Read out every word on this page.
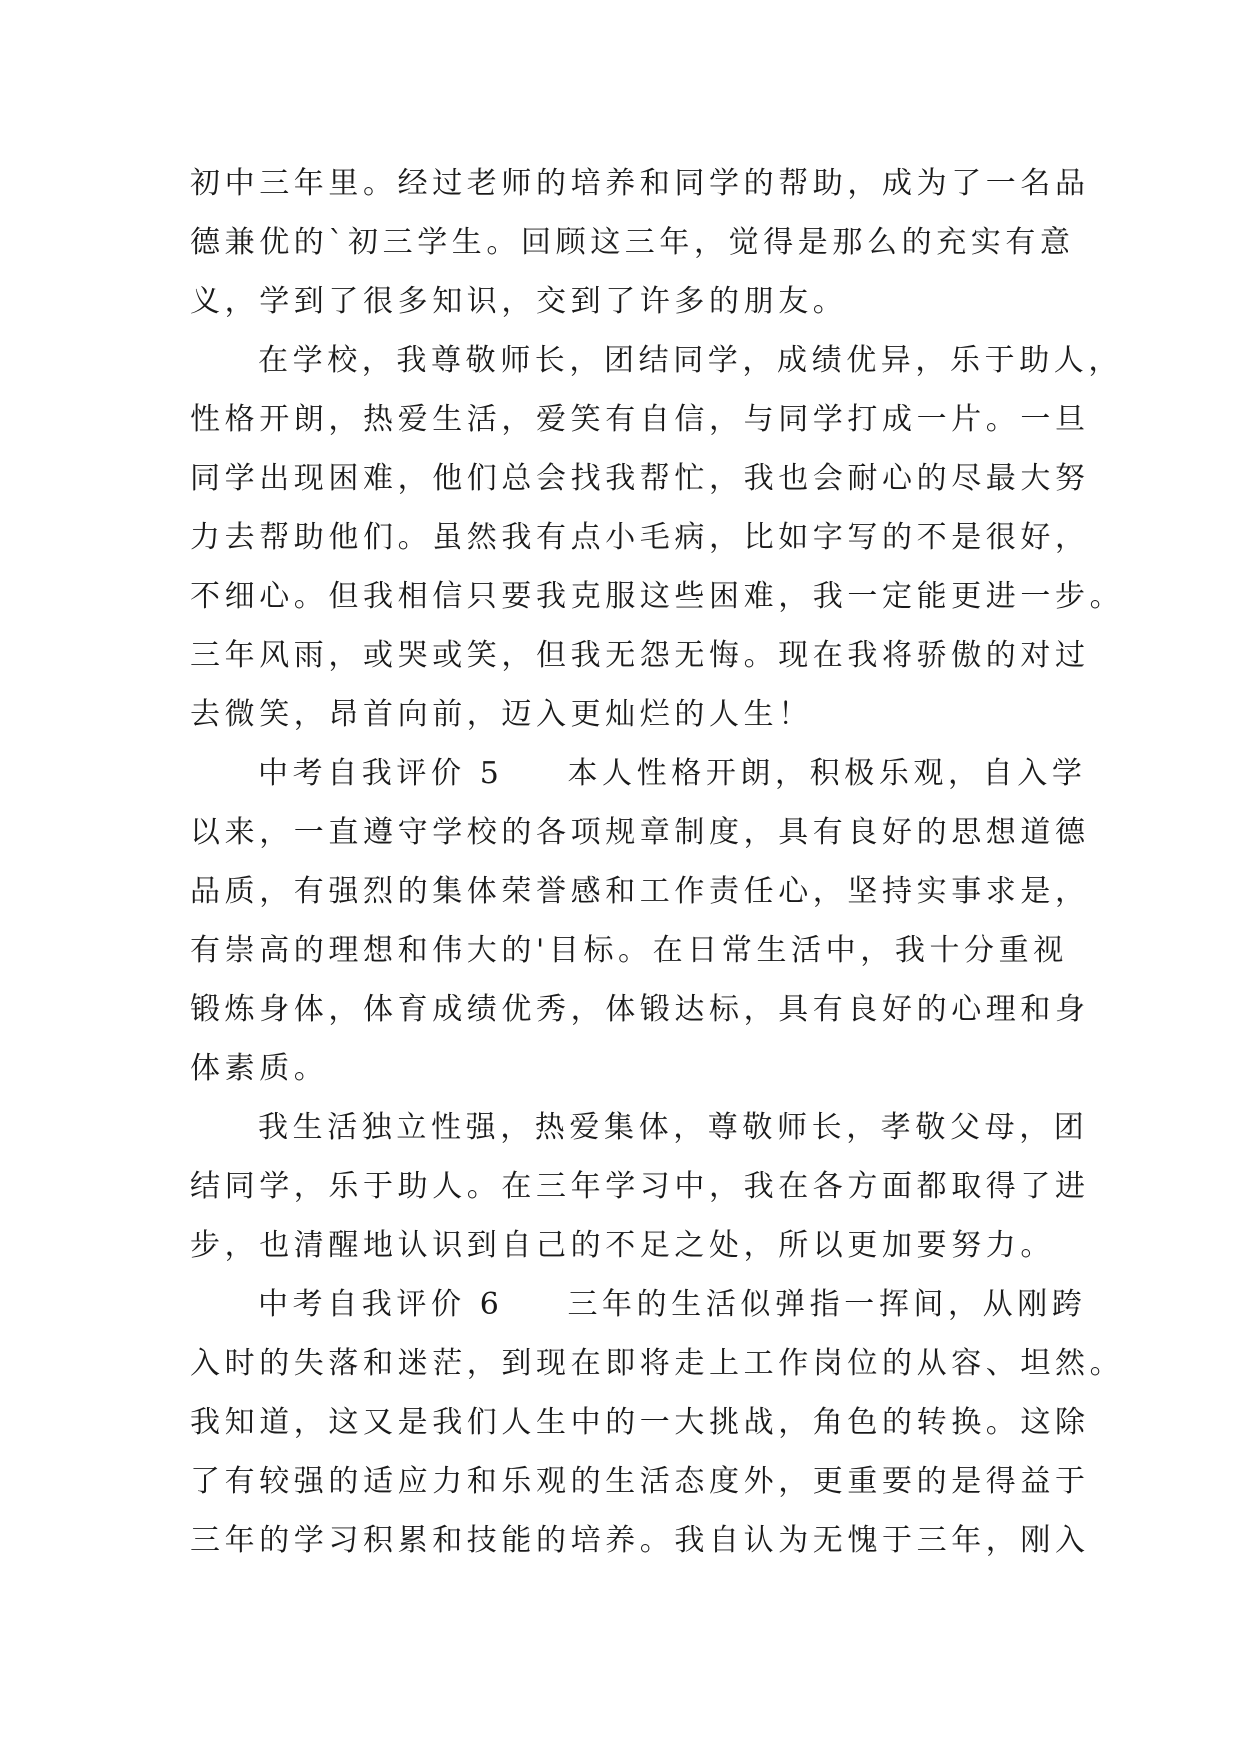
初中三年里。经过老师的培养和同学的帮助，成为了一名品
德兼优的`初三学生。回顾这三年，觉得是那么的充实有意
义，学到了很多知识，交到了许多的朋友。
在学校，我尊敬师长，团结同学，成绩优异，乐于助人，
性格开朗，热爱生活，爱笑有自信，与同学打成一片。一旦
同学出现困难，他们总会找我帮忙，我也会耐心的尽最大努
力去帮助他们。虽然我有点小毛病，比如字写的不是很好，
不细心。但我相信只要我克服这些困难，我一定能更进一步。
三年风雨，或哭或笑，但我无怨无悔。现在我将骄傲的对过
去微笑，昂首向前，迈入更灿烂的人生！
中考自我评价 5 本人性格开朗，积极乐观，自入学
以来，一直遵守学校的各项规章制度，具有良好的思想道德
品质，有强烈的集体荣誉感和工作责任心，坚持实事求是，
有崇高的理想和伟大的'目标。在日常生活中，我十分重视
锻炼身体，体育成绩优秀，体锻达标，具有良好的心理和身
体素质。
我生活独立性强，热爱集体，尊敬师长，孝敬父母，团
结同学，乐于助人。在三年学习中，我在各方面都取得了进
步，也清醒地认识到自己的不足之处，所以更加要努力。
中考自我评价 6 三年的生活似弹指一挥间，从刚跨
入时的失落和迷茫，到现在即将走上工作岗位的从容、坦然。
我知道，这又是我们人生中的一大挑战，角色的转换。这除
了有较强的适应力和乐观的生活态度外，更重要的是得益于
三年的学习积累和技能的培养。我自认为无愧于三年，刚入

- Given task
Search the material above for "中考自我评价". Pull out each line where it shows up.

- Response to the exercise
中考自我评价 5 本人性格开朗，积极乐观，自入学
中考自我评价 6 三年的生活似弹指一挥间，从刚跨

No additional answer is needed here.